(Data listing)
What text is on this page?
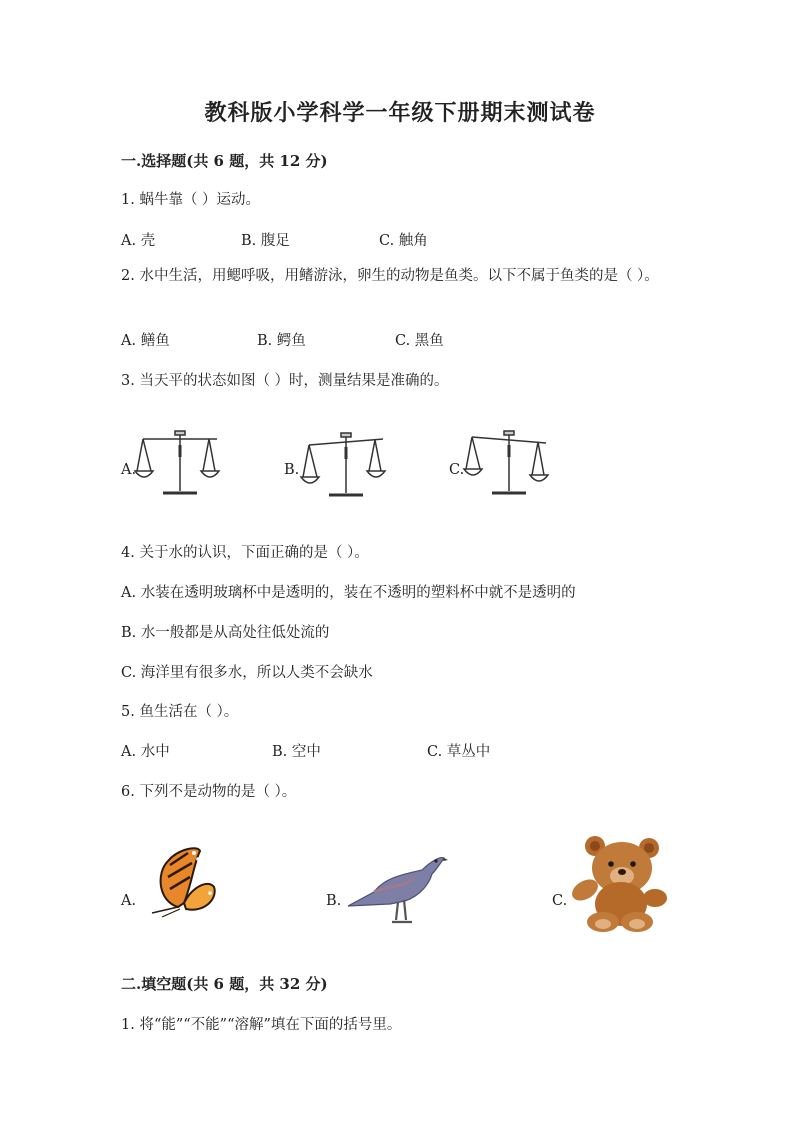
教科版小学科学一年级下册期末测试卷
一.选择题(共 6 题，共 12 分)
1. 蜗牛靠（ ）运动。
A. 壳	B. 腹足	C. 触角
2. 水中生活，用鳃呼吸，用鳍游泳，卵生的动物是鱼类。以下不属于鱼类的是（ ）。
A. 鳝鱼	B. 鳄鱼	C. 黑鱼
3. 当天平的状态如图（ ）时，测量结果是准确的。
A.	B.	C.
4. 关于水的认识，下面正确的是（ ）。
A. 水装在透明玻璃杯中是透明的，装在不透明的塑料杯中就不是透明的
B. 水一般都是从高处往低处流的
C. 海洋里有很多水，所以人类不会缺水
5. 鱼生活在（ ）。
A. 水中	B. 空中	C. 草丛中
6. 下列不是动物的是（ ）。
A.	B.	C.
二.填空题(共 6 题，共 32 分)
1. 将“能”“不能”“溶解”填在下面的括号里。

### YOUR OBJECTIVE
Transcribe every entry word for word, but skip the pictures.

### FULL OUTPUT
What text is on this page?
教科版小学科学一年级下册期末测试卷
一.选择题(共 6 题，共 12 分)
1. 蜗牛靠（ ）运动。
A. 壳	B. 腹足	C. 触角
2. 水中生活，用鳃呼吸，用鳍游泳，卵生的动物是鱼类。以下不属于鱼类的是（ ）。
A. 鳝鱼	B. 鳄鱼	C. 黑鱼
3. 当天平的状态如图（ ）时，测量结果是准确的。
A.	B.	C.
4. 关于水的认识，下面正确的是（ ）。
A. 水装在透明玻璃杯中是透明的，装在不透明的塑料杯中就不是透明的
B. 水一般都是从高处往低处流的
C. 海洋里有很多水，所以人类不会缺水
5. 鱼生活在（ ）。
A. 水中	B. 空中	C. 草丛中
6. 下列不是动物的是（ ）。
A.	B.	C.
二.填空题(共 6 题，共 32 分)
1. 将“能”“不能”“溶解”填在下面的括号里。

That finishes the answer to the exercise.